▶ SHORT TASK: Print the full listing exactly.

○ ○ ○ ○ ○ ○ ○

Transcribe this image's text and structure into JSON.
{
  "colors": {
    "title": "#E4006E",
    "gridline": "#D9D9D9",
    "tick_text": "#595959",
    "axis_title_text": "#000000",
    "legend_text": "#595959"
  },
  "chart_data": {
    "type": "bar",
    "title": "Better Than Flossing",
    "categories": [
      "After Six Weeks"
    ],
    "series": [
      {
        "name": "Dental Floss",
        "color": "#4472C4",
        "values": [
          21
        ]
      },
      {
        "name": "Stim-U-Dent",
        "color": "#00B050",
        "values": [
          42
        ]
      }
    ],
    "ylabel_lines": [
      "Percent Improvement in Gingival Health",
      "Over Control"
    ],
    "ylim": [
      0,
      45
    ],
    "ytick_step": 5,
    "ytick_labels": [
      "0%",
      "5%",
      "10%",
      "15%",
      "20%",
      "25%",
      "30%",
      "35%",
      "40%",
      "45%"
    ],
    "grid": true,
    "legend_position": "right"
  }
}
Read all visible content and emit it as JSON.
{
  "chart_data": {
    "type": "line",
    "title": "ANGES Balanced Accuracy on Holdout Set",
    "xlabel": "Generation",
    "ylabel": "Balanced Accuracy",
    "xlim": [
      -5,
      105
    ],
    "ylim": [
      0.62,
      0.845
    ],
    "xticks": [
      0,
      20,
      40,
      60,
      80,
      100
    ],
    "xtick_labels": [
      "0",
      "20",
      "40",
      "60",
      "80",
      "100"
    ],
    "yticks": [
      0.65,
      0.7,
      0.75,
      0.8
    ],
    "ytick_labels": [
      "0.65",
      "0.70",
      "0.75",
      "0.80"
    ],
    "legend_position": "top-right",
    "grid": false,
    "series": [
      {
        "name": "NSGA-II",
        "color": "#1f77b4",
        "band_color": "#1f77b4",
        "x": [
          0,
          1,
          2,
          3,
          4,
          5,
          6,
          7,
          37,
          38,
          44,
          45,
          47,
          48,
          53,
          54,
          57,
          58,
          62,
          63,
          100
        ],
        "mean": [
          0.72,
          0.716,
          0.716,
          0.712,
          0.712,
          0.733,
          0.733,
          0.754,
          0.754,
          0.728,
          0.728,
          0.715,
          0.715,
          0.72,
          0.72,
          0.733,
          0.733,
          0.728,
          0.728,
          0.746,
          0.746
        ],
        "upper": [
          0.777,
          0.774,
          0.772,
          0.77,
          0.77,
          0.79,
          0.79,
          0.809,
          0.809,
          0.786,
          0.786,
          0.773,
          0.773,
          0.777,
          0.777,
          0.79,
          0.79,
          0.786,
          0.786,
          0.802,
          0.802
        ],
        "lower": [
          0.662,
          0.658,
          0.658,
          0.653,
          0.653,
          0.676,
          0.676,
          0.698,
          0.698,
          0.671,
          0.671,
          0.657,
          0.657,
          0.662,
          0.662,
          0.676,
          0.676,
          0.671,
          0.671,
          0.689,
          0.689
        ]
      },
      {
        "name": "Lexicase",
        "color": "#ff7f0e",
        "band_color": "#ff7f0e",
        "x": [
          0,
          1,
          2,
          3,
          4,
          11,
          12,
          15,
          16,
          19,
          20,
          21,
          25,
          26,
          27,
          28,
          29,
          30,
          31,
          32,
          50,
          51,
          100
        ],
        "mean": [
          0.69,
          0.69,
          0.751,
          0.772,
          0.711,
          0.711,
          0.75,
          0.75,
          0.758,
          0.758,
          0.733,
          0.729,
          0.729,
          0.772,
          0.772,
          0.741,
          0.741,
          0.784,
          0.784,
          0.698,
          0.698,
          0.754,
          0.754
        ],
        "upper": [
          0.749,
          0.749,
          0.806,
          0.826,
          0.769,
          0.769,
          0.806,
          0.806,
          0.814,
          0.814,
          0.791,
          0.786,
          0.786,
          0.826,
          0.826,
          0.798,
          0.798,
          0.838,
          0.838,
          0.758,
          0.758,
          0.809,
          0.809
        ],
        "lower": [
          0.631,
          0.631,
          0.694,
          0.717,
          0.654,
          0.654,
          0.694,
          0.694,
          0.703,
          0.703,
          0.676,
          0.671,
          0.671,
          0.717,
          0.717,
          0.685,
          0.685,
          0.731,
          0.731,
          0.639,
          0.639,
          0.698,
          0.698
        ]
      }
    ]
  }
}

○ ○ ○ ○ ○ ○ ○

▶ RESPONSE BELOW:
Transcribe this image's text and structure into JSON.
{
  "colors": {
    "title": "#E4006E",
    "gridline": "#D9D9D9",
    "tick_text": "#595959",
    "axis_title_text": "#000000",
    "legend_text": "#595959"
  },
  "chart_data": {
    "type": "bar",
    "title": "Better Than Flossing",
    "categories": [
      "After Six Weeks"
    ],
    "series": [
      {
        "name": "Dental Floss",
        "color": "#4472C4",
        "values": [
          21
        ]
      },
      {
        "name": "Stim-U-Dent",
        "color": "#00B050",
        "values": [
          42
        ]
      }
    ],
    "ylabel_lines": [
      "Percent Improvement in Gingival Health",
      "Over Control"
    ],
    "ylim": [
      0,
      45
    ],
    "ytick_step": 5,
    "ytick_labels": [
      "0%",
      "5%",
      "10%",
      "15%",
      "20%",
      "25%",
      "30%",
      "35%",
      "40%",
      "45%"
    ],
    "grid": true,
    "legend_position": "right"
  }
}
Read all visible content and emit it as JSON.
{
  "chart_data": {
    "type": "line",
    "title": "ANGES Balanced Accuracy on Holdout Set",
    "xlabel": "Generation",
    "ylabel": "Balanced Accuracy",
    "xlim": [
      -5,
      105
    ],
    "ylim": [
      0.62,
      0.845
    ],
    "xticks": [
      0,
      20,
      40,
      60,
      80,
      100
    ],
    "xtick_labels": [
      "0",
      "20",
      "40",
      "60",
      "80",
      "100"
    ],
    "yticks": [
      0.65,
      0.7,
      0.75,
      0.8
    ],
    "ytick_labels": [
      "0.65",
      "0.70",
      "0.75",
      "0.80"
    ],
    "legend_position": "top-right",
    "grid": false,
    "series": [
      {
        "name": "NSGA-II",
        "color": "#1f77b4",
        "band_color": "#1f77b4",
        "x": [
          0,
          1,
          2,
          3,
          4,
          5,
          6,
          7,
          37,
          38,
          44,
          45,
          47,
          48,
          53,
          54,
          57,
          58,
          62,
          63,
          100
        ],
        "mean": [
          0.72,
          0.716,
          0.716,
          0.712,
          0.712,
          0.733,
          0.733,
          0.754,
          0.754,
          0.728,
          0.728,
          0.715,
          0.715,
          0.72,
          0.72,
          0.733,
          0.733,
          0.728,
          0.728,
          0.746,
          0.746
        ],
        "upper": [
          0.777,
          0.774,
          0.772,
          0.77,
          0.77,
          0.79,
          0.79,
          0.809,
          0.809,
          0.786,
          0.786,
          0.773,
          0.773,
          0.777,
          0.777,
          0.79,
          0.79,
          0.786,
          0.786,
          0.802,
          0.802
        ],
        "lower": [
          0.662,
          0.658,
          0.658,
          0.653,
          0.653,
          0.676,
          0.676,
          0.698,
          0.698,
          0.671,
          0.671,
          0.657,
          0.657,
          0.662,
          0.662,
          0.676,
          0.676,
          0.671,
          0.671,
          0.689,
          0.689
        ]
      },
      {
        "name": "Lexicase",
        "color": "#ff7f0e",
        "band_color": "#ff7f0e",
        "x": [
          0,
          1,
          2,
          3,
          4,
          11,
          12,
          15,
          16,
          19,
          20,
          21,
          25,
          26,
          27,
          28,
          29,
          30,
          31,
          32,
          50,
          51,
          100
        ],
        "mean": [
          0.69,
          0.69,
          0.751,
          0.772,
          0.711,
          0.711,
          0.75,
          0.75,
          0.758,
          0.758,
          0.733,
          0.729,
          0.729,
          0.772,
          0.772,
          0.741,
          0.741,
          0.784,
          0.784,
          0.698,
          0.698,
          0.754,
          0.754
        ],
        "upper": [
          0.749,
          0.749,
          0.806,
          0.826,
          0.769,
          0.769,
          0.806,
          0.806,
          0.814,
          0.814,
          0.791,
          0.786,
          0.786,
          0.826,
          0.826,
          0.798,
          0.798,
          0.838,
          0.838,
          0.758,
          0.758,
          0.809,
          0.809
        ],
        "lower": [
          0.631,
          0.631,
          0.694,
          0.717,
          0.654,
          0.654,
          0.694,
          0.694,
          0.703,
          0.703,
          0.676,
          0.671,
          0.671,
          0.717,
          0.717,
          0.685,
          0.685,
          0.731,
          0.731,
          0.639,
          0.639,
          0.698,
          0.698
        ]
      }
    ]
  }
}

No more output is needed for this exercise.